REQUEST 1 -> Which MC/MD simulation packages does the passage on the atom Toolbox name?
REQUEST 2 -> In the records, rewrite everything from the first line through the line containing "page-number-field[interactable]: 1 [207,59,235,80]", replacing "dropdown-caret-icon" with "dropdown-arrow-icon" and changing nothing else.

The purpose of the atom scripts and functions is to automate and enable the construction and analysis of complex and anisotropic, multicomponent molecular systems, and generate topological information with bonds, angles, and (optionally) dihedrals. It is hence particularly useful for settings up simulations using the MINFF of CLAYFF forcefields, and writing corresponding structure (.pdb|.gro|.xyz) and topology files (.itp|.psf|.data) for simulations in typical MC/MD packages, such as Gromacs, RASPA2, as well as NAMD, LAMMPS (less tested). For Gromacs, see this link for MINFF examples built with the atom Toolbox.

Download the whole function library from the:

For a comprehensive list of the different functions, look here

List all functions by topic

Installation

Just download the atom Toolbox and put it in the MATLAB (or OCTAVE) path.

Prerequisites

MATLAB or OCTAVE

What Can These Scripts/Functions Do?

You can easily build new custom-made molecular systems by issuing a few MATLAB commands and calling any of the >100 functions (see the List_all_functions_topics.m|.html)


open import_atom; % Tip: see the function file/s for their example input arguments

[oneunitcell,Box_dim] = import_atom('someunitcell.pdb'); % Take some unit cell for instance 

mineral = replicate_atom(oneunitcell, Box_dim, [6 4 1]); % Replicate the unit cell 6x4x1 times 

mineral_ff = minff_atom(mineral, Box_dim); % Assign, for instance, the atom names according to the MINFF force field

% or

mineral_ff = clayff{2004}_atom(mineral, Box_dim); % Assign, for instance, the atom names according to the expanded CLAYFF or original CLAYFF2004 (INTERFACE may work) force fields 

ions = ionize_atom(arguments); % Add ions homogeneously or with preference to a surface 

water = solvate_atom(arguments); % Create solvating water molecules 

FinalSystem = update_atom({mineral_ff, ions, water}); % Add all components together 

% Print the final system to file (pdb|gro|xyz and some other formats supported)

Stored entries
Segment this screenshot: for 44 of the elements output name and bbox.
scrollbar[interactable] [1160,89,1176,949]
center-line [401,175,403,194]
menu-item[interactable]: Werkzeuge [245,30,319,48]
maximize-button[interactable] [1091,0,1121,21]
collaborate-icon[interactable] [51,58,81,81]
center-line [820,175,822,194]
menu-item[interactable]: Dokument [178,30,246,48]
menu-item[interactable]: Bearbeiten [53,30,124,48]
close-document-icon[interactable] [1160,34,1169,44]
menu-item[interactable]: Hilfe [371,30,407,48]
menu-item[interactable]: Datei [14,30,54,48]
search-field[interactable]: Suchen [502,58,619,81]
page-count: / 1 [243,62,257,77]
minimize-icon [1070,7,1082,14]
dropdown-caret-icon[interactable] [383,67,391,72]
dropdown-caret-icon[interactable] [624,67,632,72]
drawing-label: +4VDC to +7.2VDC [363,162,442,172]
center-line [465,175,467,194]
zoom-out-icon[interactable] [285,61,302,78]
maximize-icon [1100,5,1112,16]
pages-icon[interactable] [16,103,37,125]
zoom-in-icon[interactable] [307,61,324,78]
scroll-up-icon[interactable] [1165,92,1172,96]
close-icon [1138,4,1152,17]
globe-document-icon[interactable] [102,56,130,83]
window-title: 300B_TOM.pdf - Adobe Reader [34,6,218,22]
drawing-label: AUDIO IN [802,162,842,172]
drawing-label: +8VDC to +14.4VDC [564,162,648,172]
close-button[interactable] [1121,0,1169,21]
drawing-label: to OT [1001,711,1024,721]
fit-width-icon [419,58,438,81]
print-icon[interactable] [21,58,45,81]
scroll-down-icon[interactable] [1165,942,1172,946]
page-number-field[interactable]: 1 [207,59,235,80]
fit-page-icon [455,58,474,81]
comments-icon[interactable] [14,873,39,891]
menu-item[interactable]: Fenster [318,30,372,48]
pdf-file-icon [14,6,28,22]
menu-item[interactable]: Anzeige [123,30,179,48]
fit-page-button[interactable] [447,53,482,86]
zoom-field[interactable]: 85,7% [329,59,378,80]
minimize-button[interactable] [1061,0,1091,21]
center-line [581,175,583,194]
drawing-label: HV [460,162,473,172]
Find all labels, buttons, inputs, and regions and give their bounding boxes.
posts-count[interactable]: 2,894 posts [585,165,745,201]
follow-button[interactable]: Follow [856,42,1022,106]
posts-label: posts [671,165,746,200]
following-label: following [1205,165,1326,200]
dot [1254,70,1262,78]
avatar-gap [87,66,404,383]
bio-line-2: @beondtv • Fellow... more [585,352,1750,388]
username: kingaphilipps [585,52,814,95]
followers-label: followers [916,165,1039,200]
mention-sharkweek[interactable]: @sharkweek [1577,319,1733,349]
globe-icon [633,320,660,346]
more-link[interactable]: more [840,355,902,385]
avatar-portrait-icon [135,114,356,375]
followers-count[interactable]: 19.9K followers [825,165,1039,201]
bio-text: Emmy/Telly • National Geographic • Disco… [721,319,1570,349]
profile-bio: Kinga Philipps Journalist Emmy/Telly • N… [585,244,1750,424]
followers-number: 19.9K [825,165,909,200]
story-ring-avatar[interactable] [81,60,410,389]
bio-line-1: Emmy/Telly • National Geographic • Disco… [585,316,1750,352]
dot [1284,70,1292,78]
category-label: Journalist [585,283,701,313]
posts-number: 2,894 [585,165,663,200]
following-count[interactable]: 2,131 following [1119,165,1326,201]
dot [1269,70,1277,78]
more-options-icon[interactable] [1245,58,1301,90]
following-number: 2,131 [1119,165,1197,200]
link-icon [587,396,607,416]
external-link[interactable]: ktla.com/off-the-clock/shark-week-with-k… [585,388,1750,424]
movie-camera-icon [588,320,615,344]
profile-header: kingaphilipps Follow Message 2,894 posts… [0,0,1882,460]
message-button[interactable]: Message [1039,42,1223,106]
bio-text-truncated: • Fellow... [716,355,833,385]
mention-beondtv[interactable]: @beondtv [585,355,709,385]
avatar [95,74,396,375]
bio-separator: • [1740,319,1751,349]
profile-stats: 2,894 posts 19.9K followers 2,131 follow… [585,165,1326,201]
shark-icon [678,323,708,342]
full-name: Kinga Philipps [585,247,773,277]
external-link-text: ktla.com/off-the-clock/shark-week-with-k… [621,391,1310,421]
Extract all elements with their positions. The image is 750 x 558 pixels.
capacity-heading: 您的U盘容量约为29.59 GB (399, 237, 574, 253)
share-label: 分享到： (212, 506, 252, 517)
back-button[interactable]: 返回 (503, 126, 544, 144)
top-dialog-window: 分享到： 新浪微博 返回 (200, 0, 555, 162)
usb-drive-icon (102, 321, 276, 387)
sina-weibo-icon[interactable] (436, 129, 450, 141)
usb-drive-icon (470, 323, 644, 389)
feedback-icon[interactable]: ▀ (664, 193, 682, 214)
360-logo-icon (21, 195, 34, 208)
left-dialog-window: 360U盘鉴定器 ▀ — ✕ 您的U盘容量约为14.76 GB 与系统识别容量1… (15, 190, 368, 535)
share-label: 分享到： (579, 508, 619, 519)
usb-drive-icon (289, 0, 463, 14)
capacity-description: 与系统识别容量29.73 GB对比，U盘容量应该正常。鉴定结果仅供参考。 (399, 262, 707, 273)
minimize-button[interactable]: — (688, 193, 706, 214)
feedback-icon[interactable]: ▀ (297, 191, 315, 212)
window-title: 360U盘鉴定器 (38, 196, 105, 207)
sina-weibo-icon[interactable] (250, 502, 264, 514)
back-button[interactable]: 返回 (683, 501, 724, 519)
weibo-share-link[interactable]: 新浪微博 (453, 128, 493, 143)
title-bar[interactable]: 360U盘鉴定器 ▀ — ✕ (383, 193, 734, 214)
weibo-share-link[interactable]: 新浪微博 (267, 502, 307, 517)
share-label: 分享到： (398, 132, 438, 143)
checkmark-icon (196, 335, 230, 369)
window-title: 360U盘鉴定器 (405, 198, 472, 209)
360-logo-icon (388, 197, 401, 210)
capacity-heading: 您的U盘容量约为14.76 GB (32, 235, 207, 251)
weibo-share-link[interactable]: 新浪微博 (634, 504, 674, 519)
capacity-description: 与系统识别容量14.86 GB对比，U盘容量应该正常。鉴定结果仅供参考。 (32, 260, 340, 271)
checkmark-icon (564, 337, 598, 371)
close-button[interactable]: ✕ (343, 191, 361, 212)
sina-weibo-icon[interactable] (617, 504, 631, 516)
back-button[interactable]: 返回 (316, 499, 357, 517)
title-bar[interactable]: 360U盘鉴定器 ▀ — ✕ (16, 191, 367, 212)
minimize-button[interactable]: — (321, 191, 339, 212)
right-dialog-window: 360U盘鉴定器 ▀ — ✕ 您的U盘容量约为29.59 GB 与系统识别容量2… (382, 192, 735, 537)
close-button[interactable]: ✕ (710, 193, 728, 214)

RESPONSE 1 -> Gromacs, RASPA2, NAMD, LAMMPS

RESPONSE 2 ->
Segment this screenshot: for 44 of the elements output name and bbox.
scrollbar[interactable] [1160,89,1176,949]
center-line [401,175,403,194]
menu-item[interactable]: Werkzeuge [245,30,319,48]
maximize-button[interactable] [1091,0,1121,21]
collaborate-icon[interactable] [51,58,81,81]
center-line [820,175,822,194]
menu-item[interactable]: Dokument [178,30,246,48]
menu-item[interactable]: Bearbeiten [53,30,124,48]
close-document-icon[interactable] [1160,34,1169,44]
menu-item[interactable]: Hilfe [371,30,407,48]
menu-item[interactable]: Datei [14,30,54,48]
search-field[interactable]: Suchen [502,58,619,81]
page-count: / 1 [243,62,257,77]
minimize-icon [1070,7,1082,14]
dropdown-arrow-icon[interactable] [383,67,391,72]
dropdown-arrow-icon[interactable] [624,67,632,72]
drawing-label: +4VDC to +7.2VDC [363,162,442,172]
center-line [465,175,467,194]
zoom-out-icon[interactable] [285,61,302,78]
maximize-icon [1100,5,1112,16]
pages-icon[interactable] [16,103,37,125]
zoom-in-icon[interactable] [307,61,324,78]
scroll-up-icon[interactable] [1165,92,1172,96]
close-icon [1138,4,1152,17]
globe-document-icon[interactable] [102,56,130,83]
window-title: 300B_TOM.pdf - Adobe Reader [34,6,218,22]
drawing-label: AUDIO IN [802,162,842,172]
drawing-label: +8VDC to +14.4VDC [564,162,648,172]
close-button[interactable] [1121,0,1169,21]
drawing-label: to OT [1001,711,1024,721]
fit-width-icon [419,58,438,81]
print-icon[interactable] [21,58,45,81]
scroll-down-icon[interactable] [1165,942,1172,946]
page-number-field[interactable]: 1 [207,59,235,80]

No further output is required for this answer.